▸ Listing:

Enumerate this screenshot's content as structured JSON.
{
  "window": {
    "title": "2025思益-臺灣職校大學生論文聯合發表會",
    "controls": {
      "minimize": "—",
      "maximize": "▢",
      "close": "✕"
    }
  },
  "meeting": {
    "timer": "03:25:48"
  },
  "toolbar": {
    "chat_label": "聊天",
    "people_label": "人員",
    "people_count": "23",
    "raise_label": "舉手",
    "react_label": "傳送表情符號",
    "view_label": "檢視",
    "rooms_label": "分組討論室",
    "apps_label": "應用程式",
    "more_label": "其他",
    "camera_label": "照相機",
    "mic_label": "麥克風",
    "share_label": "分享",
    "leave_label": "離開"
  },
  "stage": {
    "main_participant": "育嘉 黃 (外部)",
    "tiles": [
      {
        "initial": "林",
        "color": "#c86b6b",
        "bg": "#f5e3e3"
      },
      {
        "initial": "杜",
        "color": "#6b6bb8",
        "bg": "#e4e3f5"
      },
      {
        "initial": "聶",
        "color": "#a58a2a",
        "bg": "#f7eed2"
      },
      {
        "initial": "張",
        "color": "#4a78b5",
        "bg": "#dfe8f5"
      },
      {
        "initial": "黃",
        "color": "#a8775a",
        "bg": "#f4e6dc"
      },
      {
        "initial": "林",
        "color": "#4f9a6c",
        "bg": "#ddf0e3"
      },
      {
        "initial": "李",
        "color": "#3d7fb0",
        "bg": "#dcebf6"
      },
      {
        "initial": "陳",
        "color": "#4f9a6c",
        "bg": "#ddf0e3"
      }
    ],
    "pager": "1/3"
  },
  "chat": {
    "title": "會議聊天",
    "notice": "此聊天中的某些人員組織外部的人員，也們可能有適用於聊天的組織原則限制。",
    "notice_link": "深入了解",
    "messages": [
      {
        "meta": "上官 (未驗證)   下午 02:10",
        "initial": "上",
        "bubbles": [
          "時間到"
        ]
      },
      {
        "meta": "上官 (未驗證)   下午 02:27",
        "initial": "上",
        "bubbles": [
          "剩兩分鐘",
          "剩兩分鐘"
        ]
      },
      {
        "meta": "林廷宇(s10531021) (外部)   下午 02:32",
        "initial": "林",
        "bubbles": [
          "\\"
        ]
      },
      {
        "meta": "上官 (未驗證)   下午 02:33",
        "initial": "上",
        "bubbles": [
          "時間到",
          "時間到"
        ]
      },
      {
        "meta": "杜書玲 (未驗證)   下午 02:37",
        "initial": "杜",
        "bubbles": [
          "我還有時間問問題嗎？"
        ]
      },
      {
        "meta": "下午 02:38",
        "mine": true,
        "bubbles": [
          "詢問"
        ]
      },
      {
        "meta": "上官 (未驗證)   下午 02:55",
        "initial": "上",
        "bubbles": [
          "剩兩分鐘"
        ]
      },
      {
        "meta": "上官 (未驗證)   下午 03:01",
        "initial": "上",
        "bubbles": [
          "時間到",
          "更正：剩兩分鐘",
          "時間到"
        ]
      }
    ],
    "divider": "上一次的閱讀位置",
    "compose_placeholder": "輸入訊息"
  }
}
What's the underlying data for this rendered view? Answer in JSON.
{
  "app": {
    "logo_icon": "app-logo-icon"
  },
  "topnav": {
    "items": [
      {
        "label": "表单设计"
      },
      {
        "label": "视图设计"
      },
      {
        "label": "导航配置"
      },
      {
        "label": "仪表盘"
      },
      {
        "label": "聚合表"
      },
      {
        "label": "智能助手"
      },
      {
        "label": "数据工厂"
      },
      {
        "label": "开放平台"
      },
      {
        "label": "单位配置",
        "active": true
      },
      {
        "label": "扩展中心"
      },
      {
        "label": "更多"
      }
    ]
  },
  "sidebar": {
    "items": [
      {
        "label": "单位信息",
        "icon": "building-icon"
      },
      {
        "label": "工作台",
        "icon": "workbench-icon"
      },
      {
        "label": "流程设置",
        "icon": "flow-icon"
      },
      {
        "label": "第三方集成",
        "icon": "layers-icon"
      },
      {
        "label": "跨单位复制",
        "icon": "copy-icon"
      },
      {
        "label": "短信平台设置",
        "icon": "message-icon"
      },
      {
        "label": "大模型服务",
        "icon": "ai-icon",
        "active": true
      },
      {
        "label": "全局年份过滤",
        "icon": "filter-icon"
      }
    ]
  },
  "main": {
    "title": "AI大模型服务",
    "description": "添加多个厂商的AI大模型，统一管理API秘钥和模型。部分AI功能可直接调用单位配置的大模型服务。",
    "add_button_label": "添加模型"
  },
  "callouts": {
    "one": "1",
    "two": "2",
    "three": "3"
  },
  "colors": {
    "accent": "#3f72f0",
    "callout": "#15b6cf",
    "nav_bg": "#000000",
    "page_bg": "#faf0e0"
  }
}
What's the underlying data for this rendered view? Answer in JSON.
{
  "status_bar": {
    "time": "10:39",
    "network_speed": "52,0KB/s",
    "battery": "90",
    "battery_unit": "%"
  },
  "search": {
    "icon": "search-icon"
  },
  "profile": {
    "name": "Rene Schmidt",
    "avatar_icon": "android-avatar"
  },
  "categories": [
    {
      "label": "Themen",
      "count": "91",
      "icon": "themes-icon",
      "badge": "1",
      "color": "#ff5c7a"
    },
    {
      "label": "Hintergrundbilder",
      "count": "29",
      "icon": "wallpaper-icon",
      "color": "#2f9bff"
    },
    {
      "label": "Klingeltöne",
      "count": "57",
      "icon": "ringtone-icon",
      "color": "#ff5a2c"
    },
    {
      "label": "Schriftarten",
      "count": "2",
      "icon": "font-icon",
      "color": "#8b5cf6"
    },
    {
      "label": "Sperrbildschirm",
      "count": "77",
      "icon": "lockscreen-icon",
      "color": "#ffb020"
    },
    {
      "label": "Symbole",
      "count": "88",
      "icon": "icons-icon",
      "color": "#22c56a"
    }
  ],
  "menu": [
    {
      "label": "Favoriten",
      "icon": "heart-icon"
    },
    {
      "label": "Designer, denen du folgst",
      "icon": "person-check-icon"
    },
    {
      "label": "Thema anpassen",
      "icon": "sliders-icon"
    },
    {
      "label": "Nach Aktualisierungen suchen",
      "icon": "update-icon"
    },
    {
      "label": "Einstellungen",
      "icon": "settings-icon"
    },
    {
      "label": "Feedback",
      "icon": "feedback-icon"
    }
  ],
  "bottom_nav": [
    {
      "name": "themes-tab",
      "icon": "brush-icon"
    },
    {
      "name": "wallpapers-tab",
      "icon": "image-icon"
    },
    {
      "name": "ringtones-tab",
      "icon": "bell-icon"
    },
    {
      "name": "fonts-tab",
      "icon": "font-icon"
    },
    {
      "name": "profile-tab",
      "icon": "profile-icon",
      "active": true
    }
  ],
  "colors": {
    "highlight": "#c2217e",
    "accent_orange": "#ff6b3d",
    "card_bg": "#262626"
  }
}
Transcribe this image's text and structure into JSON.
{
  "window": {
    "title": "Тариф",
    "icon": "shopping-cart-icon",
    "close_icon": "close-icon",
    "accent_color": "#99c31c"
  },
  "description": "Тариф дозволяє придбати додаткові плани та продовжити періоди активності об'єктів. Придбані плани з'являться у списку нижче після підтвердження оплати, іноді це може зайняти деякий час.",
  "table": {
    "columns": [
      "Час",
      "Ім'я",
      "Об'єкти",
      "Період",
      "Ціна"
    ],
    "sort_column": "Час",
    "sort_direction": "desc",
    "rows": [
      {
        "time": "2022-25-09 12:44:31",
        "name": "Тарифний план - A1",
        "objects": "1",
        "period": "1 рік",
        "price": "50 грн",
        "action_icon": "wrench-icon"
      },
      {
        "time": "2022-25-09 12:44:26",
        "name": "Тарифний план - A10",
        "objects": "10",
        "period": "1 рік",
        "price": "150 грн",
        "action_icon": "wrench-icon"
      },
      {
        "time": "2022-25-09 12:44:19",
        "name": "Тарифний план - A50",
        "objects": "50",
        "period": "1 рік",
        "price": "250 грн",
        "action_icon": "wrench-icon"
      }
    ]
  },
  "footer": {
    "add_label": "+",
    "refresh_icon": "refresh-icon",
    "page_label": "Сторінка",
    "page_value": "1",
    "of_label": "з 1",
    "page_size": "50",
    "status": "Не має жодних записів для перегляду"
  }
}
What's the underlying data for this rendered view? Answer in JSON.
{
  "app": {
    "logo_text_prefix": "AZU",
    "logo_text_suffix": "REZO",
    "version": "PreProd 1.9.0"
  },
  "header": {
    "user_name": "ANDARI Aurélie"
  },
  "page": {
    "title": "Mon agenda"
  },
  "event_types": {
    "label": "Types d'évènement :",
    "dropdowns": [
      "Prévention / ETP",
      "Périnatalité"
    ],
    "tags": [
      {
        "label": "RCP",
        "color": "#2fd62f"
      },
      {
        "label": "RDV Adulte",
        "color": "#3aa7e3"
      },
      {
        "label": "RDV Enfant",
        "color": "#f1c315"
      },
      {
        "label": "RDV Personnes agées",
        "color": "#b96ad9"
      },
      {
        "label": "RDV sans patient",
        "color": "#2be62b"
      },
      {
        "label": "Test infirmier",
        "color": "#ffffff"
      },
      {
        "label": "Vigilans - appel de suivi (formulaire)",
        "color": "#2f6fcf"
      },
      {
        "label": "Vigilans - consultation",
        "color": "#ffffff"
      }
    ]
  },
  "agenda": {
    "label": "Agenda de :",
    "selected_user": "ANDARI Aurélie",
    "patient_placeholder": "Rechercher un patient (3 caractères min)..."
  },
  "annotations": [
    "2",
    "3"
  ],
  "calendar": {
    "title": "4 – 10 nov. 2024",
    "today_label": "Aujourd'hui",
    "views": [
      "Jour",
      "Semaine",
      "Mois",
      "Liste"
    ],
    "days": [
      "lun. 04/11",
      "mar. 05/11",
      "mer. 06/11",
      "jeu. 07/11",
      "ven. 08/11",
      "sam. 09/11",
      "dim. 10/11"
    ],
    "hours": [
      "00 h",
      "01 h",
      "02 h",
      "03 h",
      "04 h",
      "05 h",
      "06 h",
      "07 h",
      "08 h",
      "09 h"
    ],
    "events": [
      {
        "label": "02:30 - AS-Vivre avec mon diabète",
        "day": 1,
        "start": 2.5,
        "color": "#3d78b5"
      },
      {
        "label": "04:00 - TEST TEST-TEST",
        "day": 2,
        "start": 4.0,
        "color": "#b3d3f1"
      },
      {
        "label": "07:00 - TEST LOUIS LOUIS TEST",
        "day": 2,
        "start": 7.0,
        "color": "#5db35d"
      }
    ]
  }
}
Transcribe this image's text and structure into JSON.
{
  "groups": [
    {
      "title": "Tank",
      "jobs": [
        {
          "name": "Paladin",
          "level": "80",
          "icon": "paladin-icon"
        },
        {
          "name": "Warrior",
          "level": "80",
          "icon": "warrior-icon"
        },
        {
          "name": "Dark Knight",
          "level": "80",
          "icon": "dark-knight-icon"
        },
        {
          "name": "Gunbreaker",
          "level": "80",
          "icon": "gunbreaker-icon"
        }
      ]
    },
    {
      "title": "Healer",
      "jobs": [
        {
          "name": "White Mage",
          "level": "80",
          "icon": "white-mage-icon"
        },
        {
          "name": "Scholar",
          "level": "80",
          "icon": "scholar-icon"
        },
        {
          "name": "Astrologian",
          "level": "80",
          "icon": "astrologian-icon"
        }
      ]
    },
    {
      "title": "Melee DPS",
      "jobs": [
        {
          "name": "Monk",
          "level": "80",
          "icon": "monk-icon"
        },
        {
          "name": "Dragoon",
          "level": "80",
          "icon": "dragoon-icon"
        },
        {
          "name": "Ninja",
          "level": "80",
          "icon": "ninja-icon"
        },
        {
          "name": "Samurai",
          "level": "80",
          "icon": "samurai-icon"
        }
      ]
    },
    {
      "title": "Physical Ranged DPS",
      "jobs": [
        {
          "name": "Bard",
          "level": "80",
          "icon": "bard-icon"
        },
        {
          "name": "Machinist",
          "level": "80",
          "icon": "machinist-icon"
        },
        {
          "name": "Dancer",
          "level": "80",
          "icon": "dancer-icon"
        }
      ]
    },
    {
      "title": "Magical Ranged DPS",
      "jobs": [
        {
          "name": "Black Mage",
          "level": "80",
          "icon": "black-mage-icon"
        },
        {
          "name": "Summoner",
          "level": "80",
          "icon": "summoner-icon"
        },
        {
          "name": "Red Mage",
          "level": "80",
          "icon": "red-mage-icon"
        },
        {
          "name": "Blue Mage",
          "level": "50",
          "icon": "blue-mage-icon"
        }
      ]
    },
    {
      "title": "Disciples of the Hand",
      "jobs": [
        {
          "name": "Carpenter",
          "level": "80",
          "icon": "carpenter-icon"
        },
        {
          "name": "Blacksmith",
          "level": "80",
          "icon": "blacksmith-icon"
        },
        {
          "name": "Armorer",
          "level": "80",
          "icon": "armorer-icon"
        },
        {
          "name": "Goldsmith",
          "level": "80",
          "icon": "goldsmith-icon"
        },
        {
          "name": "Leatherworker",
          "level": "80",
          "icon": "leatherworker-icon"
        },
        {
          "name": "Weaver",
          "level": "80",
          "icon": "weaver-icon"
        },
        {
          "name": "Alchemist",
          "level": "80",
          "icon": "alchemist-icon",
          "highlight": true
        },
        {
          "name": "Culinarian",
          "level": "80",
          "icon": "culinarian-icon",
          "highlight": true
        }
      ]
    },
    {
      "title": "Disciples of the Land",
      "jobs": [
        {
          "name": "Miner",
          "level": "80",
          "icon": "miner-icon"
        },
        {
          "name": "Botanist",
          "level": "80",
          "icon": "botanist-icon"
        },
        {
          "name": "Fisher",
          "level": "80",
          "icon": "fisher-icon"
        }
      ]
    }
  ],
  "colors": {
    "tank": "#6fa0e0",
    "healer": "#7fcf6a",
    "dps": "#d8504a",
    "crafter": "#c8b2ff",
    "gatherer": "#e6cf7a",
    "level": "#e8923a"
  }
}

▸ Problem to solve: Take every line above carrying "Тарифний" and return it.

▸ Reply to the task:
        "name": "Тарифний план - A1",
        "name": "Тарифний план - A10",
        "name": "Тарифний план - A50",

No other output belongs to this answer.